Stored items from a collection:
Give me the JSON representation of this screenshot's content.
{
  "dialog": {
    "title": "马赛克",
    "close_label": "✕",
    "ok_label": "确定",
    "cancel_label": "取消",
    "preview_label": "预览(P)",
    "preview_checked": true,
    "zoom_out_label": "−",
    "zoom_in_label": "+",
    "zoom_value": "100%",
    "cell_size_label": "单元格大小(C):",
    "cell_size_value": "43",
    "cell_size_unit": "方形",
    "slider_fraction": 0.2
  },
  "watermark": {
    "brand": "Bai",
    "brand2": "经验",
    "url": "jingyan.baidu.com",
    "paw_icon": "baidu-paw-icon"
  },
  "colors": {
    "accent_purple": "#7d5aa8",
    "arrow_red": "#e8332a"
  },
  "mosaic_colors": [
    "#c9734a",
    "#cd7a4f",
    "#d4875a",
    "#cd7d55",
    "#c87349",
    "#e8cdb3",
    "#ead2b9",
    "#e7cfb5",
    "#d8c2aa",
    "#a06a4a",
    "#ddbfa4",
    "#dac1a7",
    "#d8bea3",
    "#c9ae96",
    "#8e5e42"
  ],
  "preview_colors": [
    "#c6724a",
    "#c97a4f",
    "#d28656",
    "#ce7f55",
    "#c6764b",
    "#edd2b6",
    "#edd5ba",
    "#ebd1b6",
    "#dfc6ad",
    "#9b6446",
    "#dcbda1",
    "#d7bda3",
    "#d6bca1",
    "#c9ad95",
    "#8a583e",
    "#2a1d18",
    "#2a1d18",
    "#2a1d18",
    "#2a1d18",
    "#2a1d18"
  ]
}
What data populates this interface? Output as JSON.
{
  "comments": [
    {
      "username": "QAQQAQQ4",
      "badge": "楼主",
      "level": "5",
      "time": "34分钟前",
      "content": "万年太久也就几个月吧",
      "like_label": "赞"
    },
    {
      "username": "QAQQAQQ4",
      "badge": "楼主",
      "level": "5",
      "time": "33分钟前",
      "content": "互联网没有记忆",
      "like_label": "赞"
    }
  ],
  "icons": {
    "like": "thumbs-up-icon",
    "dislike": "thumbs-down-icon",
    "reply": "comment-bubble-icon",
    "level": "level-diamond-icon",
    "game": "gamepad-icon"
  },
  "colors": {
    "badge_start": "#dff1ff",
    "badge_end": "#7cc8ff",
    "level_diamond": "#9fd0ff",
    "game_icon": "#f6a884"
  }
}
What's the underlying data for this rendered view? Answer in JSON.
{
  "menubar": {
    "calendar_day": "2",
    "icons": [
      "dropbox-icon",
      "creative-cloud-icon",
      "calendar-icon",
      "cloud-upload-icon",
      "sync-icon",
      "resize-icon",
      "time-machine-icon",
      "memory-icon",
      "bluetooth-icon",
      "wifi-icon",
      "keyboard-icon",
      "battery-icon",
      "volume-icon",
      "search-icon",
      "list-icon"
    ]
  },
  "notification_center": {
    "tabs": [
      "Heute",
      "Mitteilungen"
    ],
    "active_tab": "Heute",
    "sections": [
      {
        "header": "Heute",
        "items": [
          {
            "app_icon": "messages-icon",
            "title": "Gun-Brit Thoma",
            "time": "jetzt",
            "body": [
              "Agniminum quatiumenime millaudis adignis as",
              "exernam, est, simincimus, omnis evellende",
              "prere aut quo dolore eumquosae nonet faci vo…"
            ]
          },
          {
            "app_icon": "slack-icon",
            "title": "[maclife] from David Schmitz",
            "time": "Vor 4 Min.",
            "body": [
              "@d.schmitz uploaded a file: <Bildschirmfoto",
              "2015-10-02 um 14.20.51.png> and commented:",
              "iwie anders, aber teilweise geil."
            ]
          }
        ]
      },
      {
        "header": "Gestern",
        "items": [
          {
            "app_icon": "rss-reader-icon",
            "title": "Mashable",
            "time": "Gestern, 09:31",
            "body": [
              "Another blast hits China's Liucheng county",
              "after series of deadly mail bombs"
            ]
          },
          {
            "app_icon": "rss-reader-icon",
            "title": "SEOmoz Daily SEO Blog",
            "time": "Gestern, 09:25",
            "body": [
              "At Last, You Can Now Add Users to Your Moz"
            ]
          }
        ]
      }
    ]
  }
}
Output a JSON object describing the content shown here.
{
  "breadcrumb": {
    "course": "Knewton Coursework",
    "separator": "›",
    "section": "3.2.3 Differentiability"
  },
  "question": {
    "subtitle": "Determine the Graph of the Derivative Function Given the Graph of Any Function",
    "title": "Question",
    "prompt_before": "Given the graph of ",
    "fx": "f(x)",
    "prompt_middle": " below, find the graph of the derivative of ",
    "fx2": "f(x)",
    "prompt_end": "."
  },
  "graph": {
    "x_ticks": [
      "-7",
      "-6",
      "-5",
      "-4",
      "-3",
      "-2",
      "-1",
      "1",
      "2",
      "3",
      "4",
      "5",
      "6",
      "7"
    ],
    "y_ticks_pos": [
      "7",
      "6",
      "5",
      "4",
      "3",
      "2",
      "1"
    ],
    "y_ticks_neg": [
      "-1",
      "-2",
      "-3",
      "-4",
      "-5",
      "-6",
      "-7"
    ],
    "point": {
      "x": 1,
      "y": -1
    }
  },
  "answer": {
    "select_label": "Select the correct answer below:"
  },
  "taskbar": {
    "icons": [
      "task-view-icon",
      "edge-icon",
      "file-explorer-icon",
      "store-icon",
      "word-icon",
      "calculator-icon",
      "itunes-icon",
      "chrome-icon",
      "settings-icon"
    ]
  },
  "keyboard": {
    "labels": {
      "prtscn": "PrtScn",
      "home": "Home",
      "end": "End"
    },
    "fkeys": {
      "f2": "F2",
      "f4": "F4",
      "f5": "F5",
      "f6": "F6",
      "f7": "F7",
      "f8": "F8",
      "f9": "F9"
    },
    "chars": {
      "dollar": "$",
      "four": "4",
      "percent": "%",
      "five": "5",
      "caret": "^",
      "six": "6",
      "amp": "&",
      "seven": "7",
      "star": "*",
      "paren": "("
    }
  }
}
...
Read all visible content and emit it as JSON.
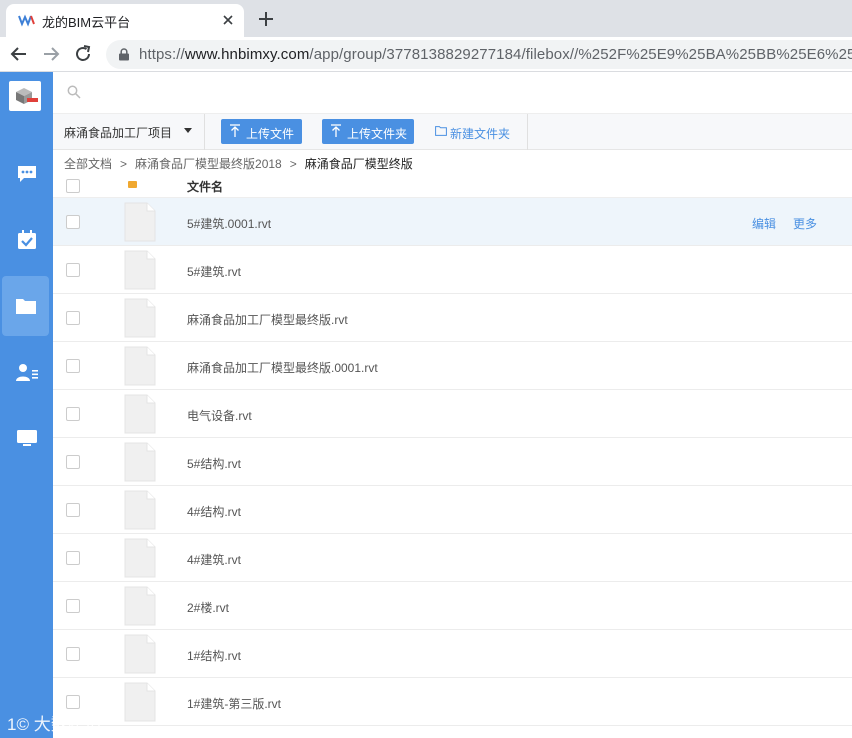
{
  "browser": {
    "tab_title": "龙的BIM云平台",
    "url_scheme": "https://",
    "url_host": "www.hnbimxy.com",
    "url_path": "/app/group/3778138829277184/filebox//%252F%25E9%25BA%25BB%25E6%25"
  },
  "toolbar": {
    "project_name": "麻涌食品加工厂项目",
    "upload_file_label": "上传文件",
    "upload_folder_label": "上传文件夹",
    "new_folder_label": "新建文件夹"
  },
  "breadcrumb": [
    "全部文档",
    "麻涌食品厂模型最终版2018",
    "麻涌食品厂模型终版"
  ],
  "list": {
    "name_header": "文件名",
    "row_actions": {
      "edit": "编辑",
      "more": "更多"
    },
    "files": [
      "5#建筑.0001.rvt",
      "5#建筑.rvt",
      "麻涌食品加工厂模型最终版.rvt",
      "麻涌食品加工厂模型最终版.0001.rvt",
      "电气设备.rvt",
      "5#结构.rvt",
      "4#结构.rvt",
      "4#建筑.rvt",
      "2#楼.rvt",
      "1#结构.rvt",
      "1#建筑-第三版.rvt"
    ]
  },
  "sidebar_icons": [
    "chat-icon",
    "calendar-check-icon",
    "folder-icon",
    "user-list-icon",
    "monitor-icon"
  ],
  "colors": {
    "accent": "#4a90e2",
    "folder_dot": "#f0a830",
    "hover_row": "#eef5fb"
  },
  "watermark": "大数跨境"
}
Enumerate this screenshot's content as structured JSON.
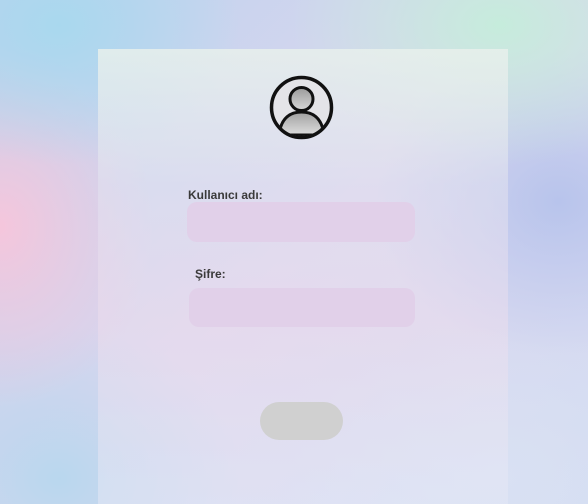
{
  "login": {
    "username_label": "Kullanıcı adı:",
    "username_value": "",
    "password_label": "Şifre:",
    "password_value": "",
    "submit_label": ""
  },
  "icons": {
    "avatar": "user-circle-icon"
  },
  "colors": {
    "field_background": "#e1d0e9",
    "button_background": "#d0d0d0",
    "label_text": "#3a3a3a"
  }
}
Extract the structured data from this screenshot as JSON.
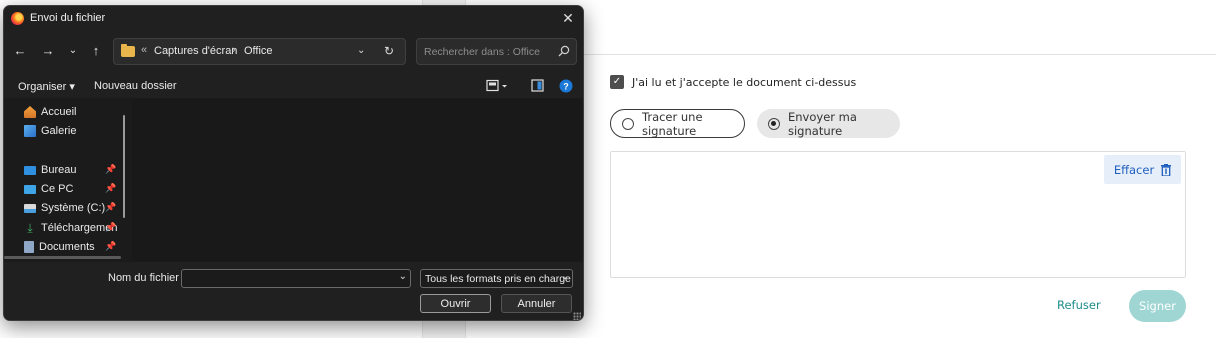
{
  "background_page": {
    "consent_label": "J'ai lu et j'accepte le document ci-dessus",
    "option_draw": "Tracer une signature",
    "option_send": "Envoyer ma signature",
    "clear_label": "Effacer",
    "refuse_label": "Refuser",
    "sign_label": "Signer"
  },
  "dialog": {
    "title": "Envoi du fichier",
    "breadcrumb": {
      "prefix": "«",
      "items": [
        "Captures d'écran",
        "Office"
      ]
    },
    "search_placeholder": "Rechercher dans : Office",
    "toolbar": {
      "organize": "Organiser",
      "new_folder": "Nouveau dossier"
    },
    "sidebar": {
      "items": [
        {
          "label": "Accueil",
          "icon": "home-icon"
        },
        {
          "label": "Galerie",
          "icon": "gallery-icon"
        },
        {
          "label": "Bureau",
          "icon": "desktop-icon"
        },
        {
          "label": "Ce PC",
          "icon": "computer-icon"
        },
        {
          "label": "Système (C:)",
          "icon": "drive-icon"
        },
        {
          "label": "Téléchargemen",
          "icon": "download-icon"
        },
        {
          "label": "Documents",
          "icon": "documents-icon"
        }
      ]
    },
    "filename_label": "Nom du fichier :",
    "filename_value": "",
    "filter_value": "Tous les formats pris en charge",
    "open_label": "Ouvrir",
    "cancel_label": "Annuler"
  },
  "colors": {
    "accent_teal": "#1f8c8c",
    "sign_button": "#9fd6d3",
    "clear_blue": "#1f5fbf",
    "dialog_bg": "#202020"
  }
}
---
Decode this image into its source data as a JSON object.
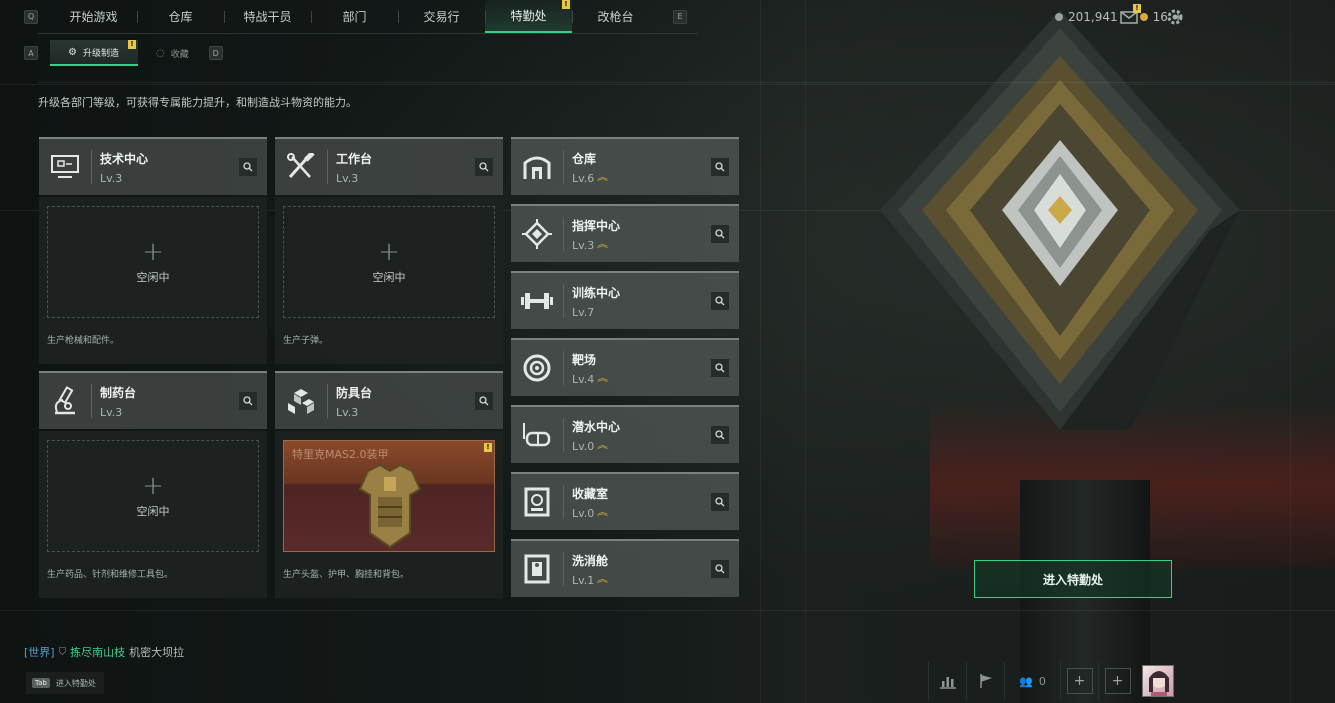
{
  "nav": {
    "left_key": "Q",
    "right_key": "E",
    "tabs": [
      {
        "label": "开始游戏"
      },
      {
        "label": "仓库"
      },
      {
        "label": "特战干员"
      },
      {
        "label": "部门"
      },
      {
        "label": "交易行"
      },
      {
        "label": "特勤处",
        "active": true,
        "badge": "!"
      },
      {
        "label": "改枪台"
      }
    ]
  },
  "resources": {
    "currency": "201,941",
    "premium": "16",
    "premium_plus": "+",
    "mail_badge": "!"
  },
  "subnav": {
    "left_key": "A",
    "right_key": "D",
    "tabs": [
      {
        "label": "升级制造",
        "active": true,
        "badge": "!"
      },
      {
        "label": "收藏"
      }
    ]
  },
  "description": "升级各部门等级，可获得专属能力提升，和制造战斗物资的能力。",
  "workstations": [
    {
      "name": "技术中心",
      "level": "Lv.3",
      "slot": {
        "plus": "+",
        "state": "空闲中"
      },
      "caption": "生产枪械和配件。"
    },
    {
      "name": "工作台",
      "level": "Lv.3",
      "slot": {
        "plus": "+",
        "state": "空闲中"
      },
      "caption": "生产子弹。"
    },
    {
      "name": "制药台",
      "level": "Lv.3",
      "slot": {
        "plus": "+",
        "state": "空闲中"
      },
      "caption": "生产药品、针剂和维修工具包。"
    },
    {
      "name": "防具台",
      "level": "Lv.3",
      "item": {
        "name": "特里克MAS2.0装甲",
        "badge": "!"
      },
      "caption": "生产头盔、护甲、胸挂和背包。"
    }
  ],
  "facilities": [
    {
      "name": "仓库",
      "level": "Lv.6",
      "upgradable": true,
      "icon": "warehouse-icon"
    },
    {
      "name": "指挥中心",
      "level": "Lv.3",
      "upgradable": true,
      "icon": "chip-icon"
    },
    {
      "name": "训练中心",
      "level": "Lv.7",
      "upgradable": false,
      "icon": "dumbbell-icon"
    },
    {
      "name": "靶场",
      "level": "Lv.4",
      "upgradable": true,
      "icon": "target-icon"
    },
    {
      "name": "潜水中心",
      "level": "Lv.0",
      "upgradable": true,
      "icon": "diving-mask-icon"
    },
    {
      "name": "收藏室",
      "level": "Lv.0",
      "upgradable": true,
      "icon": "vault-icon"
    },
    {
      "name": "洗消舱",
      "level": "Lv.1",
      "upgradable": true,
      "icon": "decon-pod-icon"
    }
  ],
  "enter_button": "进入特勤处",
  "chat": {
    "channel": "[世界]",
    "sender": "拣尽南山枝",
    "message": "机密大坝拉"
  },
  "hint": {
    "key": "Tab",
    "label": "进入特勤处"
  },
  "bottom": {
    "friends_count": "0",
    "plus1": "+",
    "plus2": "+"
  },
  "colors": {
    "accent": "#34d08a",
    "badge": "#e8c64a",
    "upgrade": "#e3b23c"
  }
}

● **GOAL**:
From the listing above, find the number of lines with the word "content" in them. Answer with the number only.

● **ANSWER FOR THIS EXERCISE**:
6